[Start of ENTRIES]
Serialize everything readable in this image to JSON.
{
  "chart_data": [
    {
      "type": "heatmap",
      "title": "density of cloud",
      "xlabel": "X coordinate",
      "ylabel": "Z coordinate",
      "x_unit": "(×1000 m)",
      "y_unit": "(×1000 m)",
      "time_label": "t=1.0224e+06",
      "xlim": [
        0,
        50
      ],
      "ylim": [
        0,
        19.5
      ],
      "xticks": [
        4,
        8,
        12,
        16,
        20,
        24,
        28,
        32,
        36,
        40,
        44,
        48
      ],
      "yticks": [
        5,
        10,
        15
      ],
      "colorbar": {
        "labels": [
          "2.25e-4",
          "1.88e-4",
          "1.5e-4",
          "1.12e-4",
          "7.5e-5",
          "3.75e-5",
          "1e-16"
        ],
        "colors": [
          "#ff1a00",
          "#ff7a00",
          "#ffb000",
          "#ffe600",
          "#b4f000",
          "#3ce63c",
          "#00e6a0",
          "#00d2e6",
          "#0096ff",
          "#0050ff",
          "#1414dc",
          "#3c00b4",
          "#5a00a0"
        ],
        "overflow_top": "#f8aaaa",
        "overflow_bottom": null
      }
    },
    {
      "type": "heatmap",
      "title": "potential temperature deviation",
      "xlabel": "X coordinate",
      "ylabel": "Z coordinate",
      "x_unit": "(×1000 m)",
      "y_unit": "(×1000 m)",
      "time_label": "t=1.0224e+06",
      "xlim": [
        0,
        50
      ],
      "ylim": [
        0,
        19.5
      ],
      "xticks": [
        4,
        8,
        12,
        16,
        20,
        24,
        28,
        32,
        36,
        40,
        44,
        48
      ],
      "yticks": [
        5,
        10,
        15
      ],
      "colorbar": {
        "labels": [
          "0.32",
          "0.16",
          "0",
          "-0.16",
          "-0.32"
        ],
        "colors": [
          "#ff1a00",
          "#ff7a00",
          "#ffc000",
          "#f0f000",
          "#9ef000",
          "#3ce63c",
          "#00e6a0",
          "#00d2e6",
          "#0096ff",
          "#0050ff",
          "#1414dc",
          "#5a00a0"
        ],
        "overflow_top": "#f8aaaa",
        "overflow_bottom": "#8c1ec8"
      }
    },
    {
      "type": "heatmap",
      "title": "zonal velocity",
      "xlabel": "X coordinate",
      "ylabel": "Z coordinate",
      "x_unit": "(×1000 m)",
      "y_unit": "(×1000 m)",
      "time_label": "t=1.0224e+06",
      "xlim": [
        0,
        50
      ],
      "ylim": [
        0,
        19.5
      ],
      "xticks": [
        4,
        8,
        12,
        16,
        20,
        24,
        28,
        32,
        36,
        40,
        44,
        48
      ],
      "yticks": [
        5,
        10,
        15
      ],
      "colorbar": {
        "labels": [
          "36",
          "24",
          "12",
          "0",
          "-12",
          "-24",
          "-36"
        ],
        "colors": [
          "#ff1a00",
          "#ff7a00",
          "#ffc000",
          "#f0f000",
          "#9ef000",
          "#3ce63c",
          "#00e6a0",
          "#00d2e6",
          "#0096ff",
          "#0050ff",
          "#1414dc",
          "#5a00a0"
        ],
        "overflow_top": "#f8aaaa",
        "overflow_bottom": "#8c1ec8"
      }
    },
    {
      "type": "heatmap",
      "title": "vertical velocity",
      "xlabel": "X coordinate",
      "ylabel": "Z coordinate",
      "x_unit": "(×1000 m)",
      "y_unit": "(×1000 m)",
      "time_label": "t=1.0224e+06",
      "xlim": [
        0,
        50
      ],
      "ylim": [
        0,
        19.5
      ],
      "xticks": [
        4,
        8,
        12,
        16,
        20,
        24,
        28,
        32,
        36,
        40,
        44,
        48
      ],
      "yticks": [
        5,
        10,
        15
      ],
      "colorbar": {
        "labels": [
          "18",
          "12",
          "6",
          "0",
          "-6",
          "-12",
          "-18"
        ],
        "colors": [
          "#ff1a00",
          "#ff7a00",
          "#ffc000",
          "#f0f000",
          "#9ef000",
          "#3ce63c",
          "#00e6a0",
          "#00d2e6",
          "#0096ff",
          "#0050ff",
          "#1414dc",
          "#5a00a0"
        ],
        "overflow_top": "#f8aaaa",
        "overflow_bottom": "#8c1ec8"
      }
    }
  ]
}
[End of ENTRIES]
_WHAT THE EXERCISE ASKS_
Give the listing above again, word for word.

_FINAL RESULT_
Serialize everything readable in this image to JSON.
{
  "chart_data": [
    {
      "type": "heatmap",
      "title": "density of cloud",
      "xlabel": "X coordinate",
      "ylabel": "Z coordinate",
      "x_unit": "(×1000 m)",
      "y_unit": "(×1000 m)",
      "time_label": "t=1.0224e+06",
      "xlim": [
        0,
        50
      ],
      "ylim": [
        0,
        19.5
      ],
      "xticks": [
        4,
        8,
        12,
        16,
        20,
        24,
        28,
        32,
        36,
        40,
        44,
        48
      ],
      "yticks": [
        5,
        10,
        15
      ],
      "colorbar": {
        "labels": [
          "2.25e-4",
          "1.88e-4",
          "1.5e-4",
          "1.12e-4",
          "7.5e-5",
          "3.75e-5",
          "1e-16"
        ],
        "colors": [
          "#ff1a00",
          "#ff7a00",
          "#ffb000",
          "#ffe600",
          "#b4f000",
          "#3ce63c",
          "#00e6a0",
          "#00d2e6",
          "#0096ff",
          "#0050ff",
          "#1414dc",
          "#3c00b4",
          "#5a00a0"
        ],
        "overflow_top": "#f8aaaa",
        "overflow_bottom": null
      }
    },
    {
      "type": "heatmap",
      "title": "potential temperature deviation",
      "xlabel": "X coordinate",
      "ylabel": "Z coordinate",
      "x_unit": "(×1000 m)",
      "y_unit": "(×1000 m)",
      "time_label": "t=1.0224e+06",
      "xlim": [
        0,
        50
      ],
      "ylim": [
        0,
        19.5
      ],
      "xticks": [
        4,
        8,
        12,
        16,
        20,
        24,
        28,
        32,
        36,
        40,
        44,
        48
      ],
      "yticks": [
        5,
        10,
        15
      ],
      "colorbar": {
        "labels": [
          "0.32",
          "0.16",
          "0",
          "-0.16",
          "-0.32"
        ],
        "colors": [
          "#ff1a00",
          "#ff7a00",
          "#ffc000",
          "#f0f000",
          "#9ef000",
          "#3ce63c",
          "#00e6a0",
          "#00d2e6",
          "#0096ff",
          "#0050ff",
          "#1414dc",
          "#5a00a0"
        ],
        "overflow_top": "#f8aaaa",
        "overflow_bottom": "#8c1ec8"
      }
    },
    {
      "type": "heatmap",
      "title": "zonal velocity",
      "xlabel": "X coordinate",
      "ylabel": "Z coordinate",
      "x_unit": "(×1000 m)",
      "y_unit": "(×1000 m)",
      "time_label": "t=1.0224e+06",
      "xlim": [
        0,
        50
      ],
      "ylim": [
        0,
        19.5
      ],
      "xticks": [
        4,
        8,
        12,
        16,
        20,
        24,
        28,
        32,
        36,
        40,
        44,
        48
      ],
      "yticks": [
        5,
        10,
        15
      ],
      "colorbar": {
        "labels": [
          "36",
          "24",
          "12",
          "0",
          "-12",
          "-24",
          "-36"
        ],
        "colors": [
          "#ff1a00",
          "#ff7a00",
          "#ffc000",
          "#f0f000",
          "#9ef000",
          "#3ce63c",
          "#00e6a0",
          "#00d2e6",
          "#0096ff",
          "#0050ff",
          "#1414dc",
          "#5a00a0"
        ],
        "overflow_top": "#f8aaaa",
        "overflow_bottom": "#8c1ec8"
      }
    },
    {
      "type": "heatmap",
      "title": "vertical velocity",
      "xlabel": "X coordinate",
      "ylabel": "Z coordinate",
      "x_unit": "(×1000 m)",
      "y_unit": "(×1000 m)",
      "time_label": "t=1.0224e+06",
      "xlim": [
        0,
        50
      ],
      "ylim": [
        0,
        19.5
      ],
      "xticks": [
        4,
        8,
        12,
        16,
        20,
        24,
        28,
        32,
        36,
        40,
        44,
        48
      ],
      "yticks": [
        5,
        10,
        15
      ],
      "colorbar": {
        "labels": [
          "18",
          "12",
          "6",
          "0",
          "-6",
          "-12",
          "-18"
        ],
        "colors": [
          "#ff1a00",
          "#ff7a00",
          "#ffc000",
          "#f0f000",
          "#9ef000",
          "#3ce63c",
          "#00e6a0",
          "#00d2e6",
          "#0096ff",
          "#0050ff",
          "#1414dc",
          "#5a00a0"
        ],
        "overflow_top": "#f8aaaa",
        "overflow_bottom": "#8c1ec8"
      }
    }
  ]
}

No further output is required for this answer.